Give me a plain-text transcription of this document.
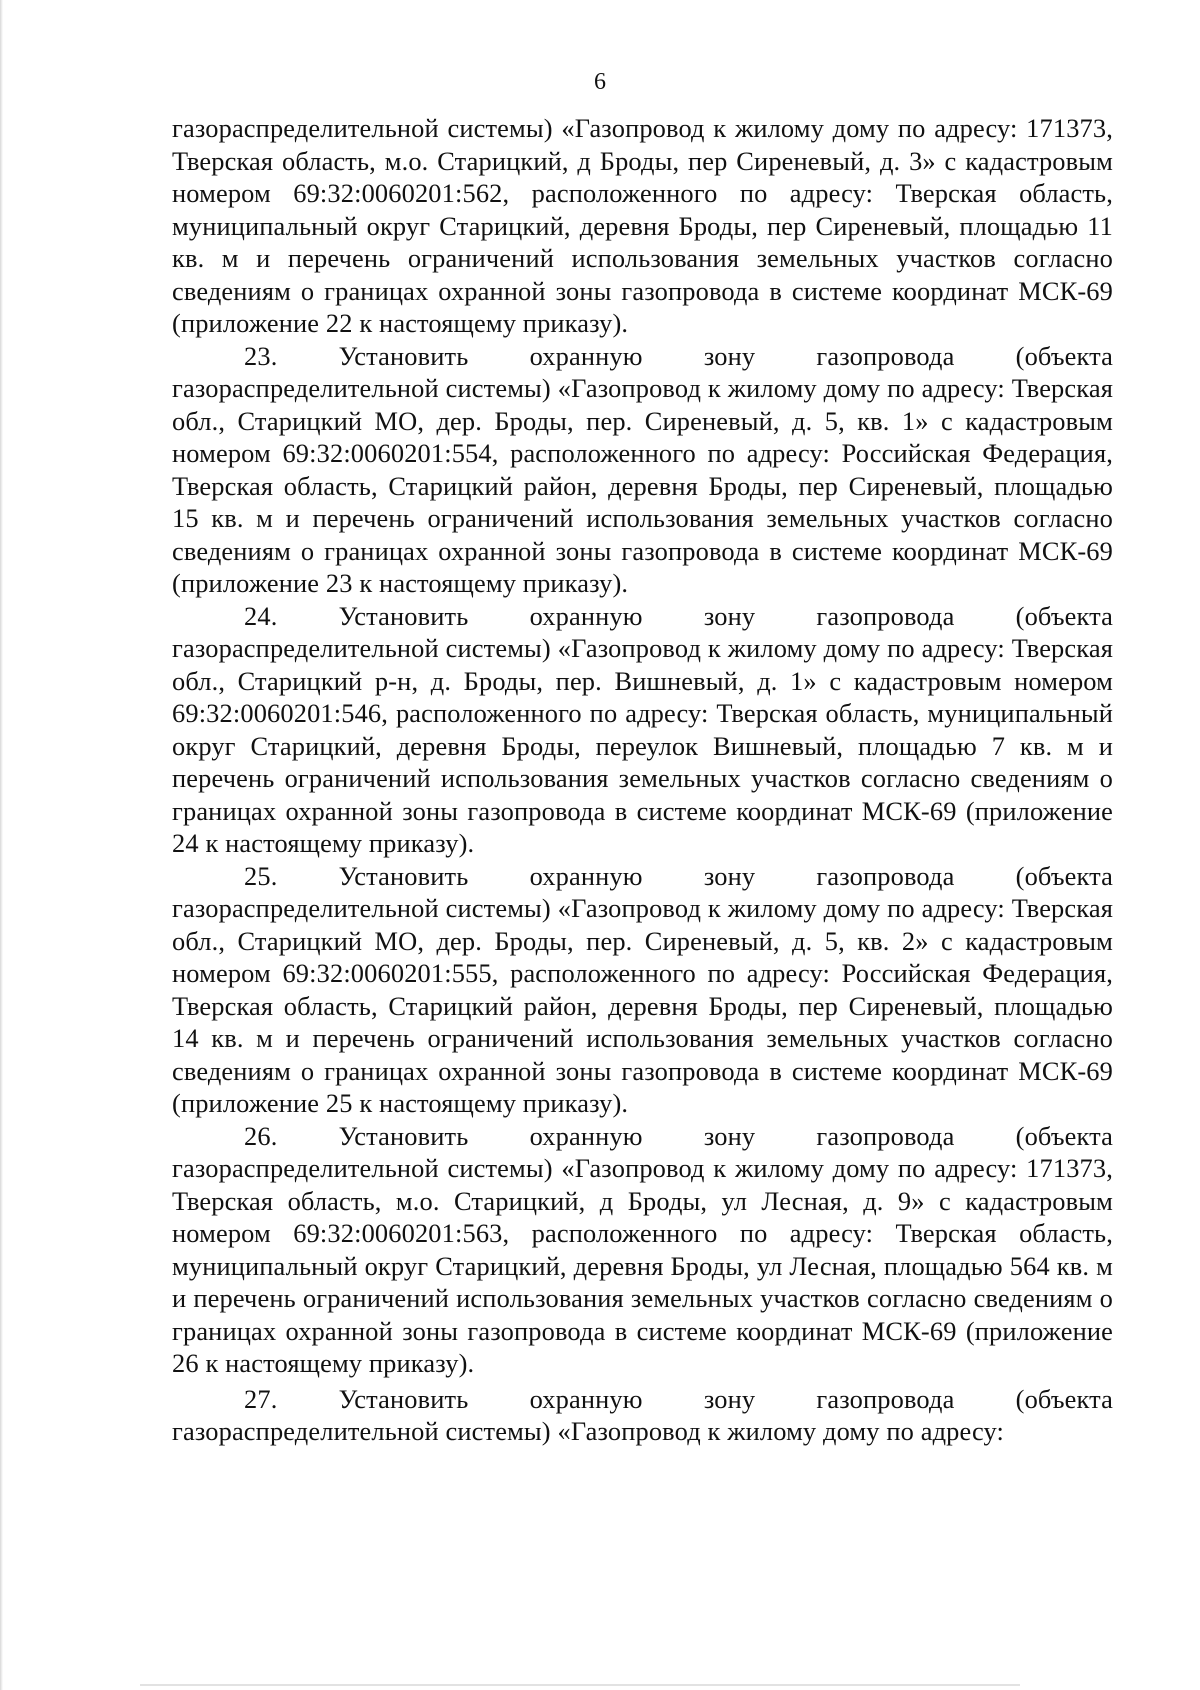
6

газораспределительной системы) «Газопровод к жилому дому по адресу: 171373, Тверская область, м.о. Старицкий, д Броды, пер Сиреневый, д. 3» с кадастровым номером 69:32:0060201:562, расположенного по адресу: Тверская область, муниципальный округ Старицкий, деревня Броды, пер Сиреневый, площадью 11 кв. м и перечень ограничений использования земельных участков согласно сведениям о границах охранной зоны газопровода в системе координат МСК-69 (приложение 22 к настоящему приказу).

23. Установить охранную зону газопровода (объекта газораспределительной системы) «Газопровод к жилому дому по адресу: Тверская обл., Старицкий МО, дер. Броды, пер. Сиреневый, д. 5, кв. 1» с кадастровым номером 69:32:0060201:554, расположенного по адресу: Российская Федерация, Тверская область, Старицкий район, деревня Броды, пер Сиреневый, площадью 15 кв. м и перечень ограничений использования земельных участков согласно сведениям о границах охранной зоны газопровода в системе координат МСК-69 (приложение 23 к настоящему приказу).

24. Установить охранную зону газопровода (объекта газораспределительной системы) «Газопровод к жилому дому по адресу: Тверская обл., Старицкий р-н, д. Броды, пер. Вишневый, д. 1» с кадастровым номером 69:32:0060201:546, расположенного по адресу: Тверская область, муниципальный округ Старицкий, деревня Броды, переулок Вишневый, площадью 7 кв. м и перечень ограничений использования земельных участков согласно сведениям о границах охранной зоны газопровода в системе координат МСК-69 (приложение 24 к настоящему приказу).

25. Установить охранную зону газопровода (объекта газораспределительной системы) «Газопровод к жилому дому по адресу: Тверская обл., Старицкий МО, дер. Броды, пер. Сиреневый, д. 5, кв. 2» с кадастровым номером 69:32:0060201:555, расположенного по адресу: Российская Федерация, Тверская область, Старицкий район, деревня Броды, пер Сиреневый, площадью 14 кв. м и перечень ограничений использования земельных участков согласно сведениям о границах охранной зоны газопровода в системе координат МСК-69 (приложение 25 к настоящему приказу).

26. Установить охранную зону газопровода (объекта газораспределительной системы) «Газопровод к жилому дому по адресу: 171373, Тверская область, м.о. Старицкий, д Броды, ул Лесная, д. 9» с кадастровым номером 69:32:0060201:563, расположенного по адресу: Тверская область, муниципальный округ Старицкий, деревня Броды, ул Лесная, площадью 564 кв. м и перечень ограничений использования земельных участков согласно сведениям о границах охранной зоны газопровода в системе координат МСК-69 (приложение 26 к настоящему приказу).

27. Установить охранную зону газопровода (объекта газораспределительной системы) «Газопровод к жилому дому по адресу:
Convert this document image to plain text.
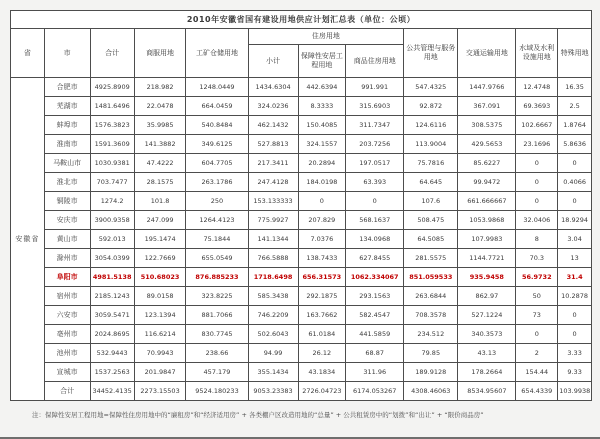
2010年安徽省国有建设用地供应计划汇总表（单位：公顷）
省	市	合计	商服用地	工矿仓储用地	住房用地			公共管理与服务用地	交通运输用地	水域及水利设施用地	特殊用地
					小计	保障性安居工程用地	商品住房用地				
安徽省	合肥市	4925.8909	218.982	1248.0449	1434.6304	442.6394	991.991	547.4325	1447.9766	12.4748	16.35
	芜湖市	1481.6496	22.0478	664.0459	324.0236	8.3333	315.6903	92.872	367.091	69.3693	2.5
	蚌埠市	1576.3823	35.9985	540.8484	462.1432	150.4085	311.7347	124.6116	308.5375	102.6667	1.8764
	淮南市	1591.3609	141.3882	349.6125	527.8813	324.1557	203.7256	113.9004	429.5653	23.1696	5.8636
	马鞍山市	1030.9381	47.4222	604.7705	217.3411	20.2894	197.0517	75.7816	85.6227	0	0
	淮北市	703.7477	28.1575	263.1786	247.4128	184.0198	63.393	64.645	99.9472	0	0.4066
	铜陵市	1274.2	101.8	250	153.133333	0	0	107.6	661.666667	0	0
	安庆市	3900.9358	247.099	1264.4123	775.9927	207.829	568.1637	508.475	1053.9868	32.0406	18.9294
	黄山市	592.013	195.1474	75.1844	141.1344	7.0376	134.0968	64.5085	107.9983	8	3.04
	滁州市	3054.0399	122.7669	655.0549	766.5888	138.7433	627.8455	281.5575	1144.7721	70.3	13
	阜阳市	4981.5138	510.68023	876.885233	1718.6498	656.31573	1062.334067	851.059533	935.9458	56.9732	31.4
	宿州市	2185.1243	89.0158	323.8225	585.3438	292.1875	293.1563	263.6844	862.97	50	10.2878
	六安市	3059.5471	123.1394	881.7066	746.2209	163.7662	582.4547	708.3578	527.1224	73	0
	亳州市	2024.8695	116.6214	830.7745	502.6043	61.0184	441.5859	234.512	340.3573	0	0
	池州市	532.9443	70.9943	238.66	94.99	26.12	68.87	79.85	43.13	2	3.33
	宣城市	1537.2563	201.9847	457.179	355.1434	43.1834	311.96	189.9128	178.2664	154.44	9.33
	合计	34452.4135	2273.15503	9524.180233	9053.23383	2726.04723	6174.053267	4308.46063	8534.95607	654.4339	103.9938
注：保障性安居工程用地=保障性住房用地中的“廉租房”和“经济适用房” + 各类棚户区改造用地的“总量” + 公共租赁房中的“划拨”和“出让” + “限价商品房”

**Your objective**
Note how many lines of the material contain the string "Федерация". Then report that number by itself.

**Result of this task**
2